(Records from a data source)
---

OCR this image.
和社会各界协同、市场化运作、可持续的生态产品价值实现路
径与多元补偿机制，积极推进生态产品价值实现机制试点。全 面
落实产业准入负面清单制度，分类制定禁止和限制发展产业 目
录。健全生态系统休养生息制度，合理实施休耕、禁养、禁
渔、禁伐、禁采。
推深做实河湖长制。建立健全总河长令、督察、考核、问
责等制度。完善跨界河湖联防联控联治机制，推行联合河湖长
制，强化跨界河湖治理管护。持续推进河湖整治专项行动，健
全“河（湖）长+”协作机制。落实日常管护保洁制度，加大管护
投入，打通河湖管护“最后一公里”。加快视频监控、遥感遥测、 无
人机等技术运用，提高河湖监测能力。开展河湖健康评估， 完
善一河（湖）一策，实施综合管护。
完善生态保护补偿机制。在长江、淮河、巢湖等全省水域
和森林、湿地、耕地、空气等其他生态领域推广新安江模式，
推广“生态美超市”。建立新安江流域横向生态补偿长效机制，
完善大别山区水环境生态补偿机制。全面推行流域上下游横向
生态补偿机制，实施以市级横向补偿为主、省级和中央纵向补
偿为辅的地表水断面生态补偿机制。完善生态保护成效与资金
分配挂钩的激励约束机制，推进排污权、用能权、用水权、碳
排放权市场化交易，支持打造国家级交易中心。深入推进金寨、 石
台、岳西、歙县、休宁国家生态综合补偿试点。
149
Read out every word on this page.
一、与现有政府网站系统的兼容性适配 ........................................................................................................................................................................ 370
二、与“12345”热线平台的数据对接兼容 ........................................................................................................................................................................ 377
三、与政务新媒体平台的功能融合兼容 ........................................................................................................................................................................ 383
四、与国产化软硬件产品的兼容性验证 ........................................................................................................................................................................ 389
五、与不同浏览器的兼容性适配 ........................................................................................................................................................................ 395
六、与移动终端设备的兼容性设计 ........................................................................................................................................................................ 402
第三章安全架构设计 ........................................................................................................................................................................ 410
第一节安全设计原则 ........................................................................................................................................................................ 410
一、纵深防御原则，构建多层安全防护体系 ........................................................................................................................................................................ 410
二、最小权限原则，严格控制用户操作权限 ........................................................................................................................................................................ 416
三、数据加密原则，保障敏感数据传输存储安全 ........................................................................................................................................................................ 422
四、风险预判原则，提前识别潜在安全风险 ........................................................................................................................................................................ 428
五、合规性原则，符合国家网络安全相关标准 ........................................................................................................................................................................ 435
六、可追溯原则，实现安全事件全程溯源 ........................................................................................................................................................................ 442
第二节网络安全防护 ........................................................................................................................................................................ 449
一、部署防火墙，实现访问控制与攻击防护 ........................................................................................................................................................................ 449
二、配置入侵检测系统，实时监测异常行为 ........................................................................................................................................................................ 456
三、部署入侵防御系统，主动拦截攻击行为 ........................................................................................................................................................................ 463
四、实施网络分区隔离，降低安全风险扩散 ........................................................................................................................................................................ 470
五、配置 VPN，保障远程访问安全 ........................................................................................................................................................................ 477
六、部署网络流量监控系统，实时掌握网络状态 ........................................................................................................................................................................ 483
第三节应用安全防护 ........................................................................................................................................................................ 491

---

**What is being asked**
Each line in the material above must be retyped without alteration.

**Output of the task**
OCR this image.
和社会各界协同、市场化运作、可持续的生态产品价值实现路
径与多元补偿机制，积极推进生态产品价值实现机制试点。全 面
落实产业准入负面清单制度，分类制定禁止和限制发展产业 目
录。健全生态系统休养生息制度，合理实施休耕、禁养、禁
渔、禁伐、禁采。
推深做实河湖长制。建立健全总河长令、督察、考核、问
责等制度。完善跨界河湖联防联控联治机制，推行联合河湖长
制，强化跨界河湖治理管护。持续推进河湖整治专项行动，健
全“河（湖）长+”协作机制。落实日常管护保洁制度，加大管护
投入，打通河湖管护“最后一公里”。加快视频监控、遥感遥测、 无
人机等技术运用，提高河湖监测能力。开展河湖健康评估， 完
善一河（湖）一策，实施综合管护。
完善生态保护补偿机制。在长江、淮河、巢湖等全省水域
和森林、湿地、耕地、空气等其他生态领域推广新安江模式，
推广“生态美超市”。建立新安江流域横向生态补偿长效机制，
完善大别山区水环境生态补偿机制。全面推行流域上下游横向
生态补偿机制，实施以市级横向补偿为主、省级和中央纵向补
偿为辅的地表水断面生态补偿机制。完善生态保护成效与资金
分配挂钩的激励约束机制，推进排污权、用能权、用水权、碳
排放权市场化交易，支持打造国家级交易中心。深入推进金寨、 石
台、岳西、歙县、休宁国家生态综合补偿试点。
149
Read out every word on this page.
一、与现有政府网站系统的兼容性适配 ........................................................................................................................................................................ 370
二、与“12345”热线平台的数据对接兼容 ........................................................................................................................................................................ 377
三、与政务新媒体平台的功能融合兼容 ........................................................................................................................................................................ 383
四、与国产化软硬件产品的兼容性验证 ........................................................................................................................................................................ 389
五、与不同浏览器的兼容性适配 ........................................................................................................................................................................ 395
六、与移动终端设备的兼容性设计 ........................................................................................................................................................................ 402
第三章安全架构设计 ........................................................................................................................................................................ 410
第一节安全设计原则 ........................................................................................................................................................................ 410
一、纵深防御原则，构建多层安全防护体系 ........................................................................................................................................................................ 410
二、最小权限原则，严格控制用户操作权限 ........................................................................................................................................................................ 416
三、数据加密原则，保障敏感数据传输存储安全 ........................................................................................................................................................................ 422
四、风险预判原则，提前识别潜在安全风险 ........................................................................................................................................................................ 428
五、合规性原则，符合国家网络安全相关标准 ........................................................................................................................................................................ 435
六、可追溯原则，实现安全事件全程溯源 ........................................................................................................................................................................ 442
第二节网络安全防护 ........................................................................................................................................................................ 449
一、部署防火墙，实现访问控制与攻击防护 ........................................................................................................................................................................ 449
二、配置入侵检测系统，实时监测异常行为 ........................................................................................................................................................................ 456
三、部署入侵防御系统，主动拦截攻击行为 ........................................................................................................................................................................ 463
四、实施网络分区隔离，降低安全风险扩散 ........................................................................................................................................................................ 470
五、配置 VPN，保障远程访问安全 ........................................................................................................................................................................ 477
六、部署网络流量监控系统，实时掌握网络状态 ........................................................................................................................................................................ 483
第三节应用安全防护 ........................................................................................................................................................................ 491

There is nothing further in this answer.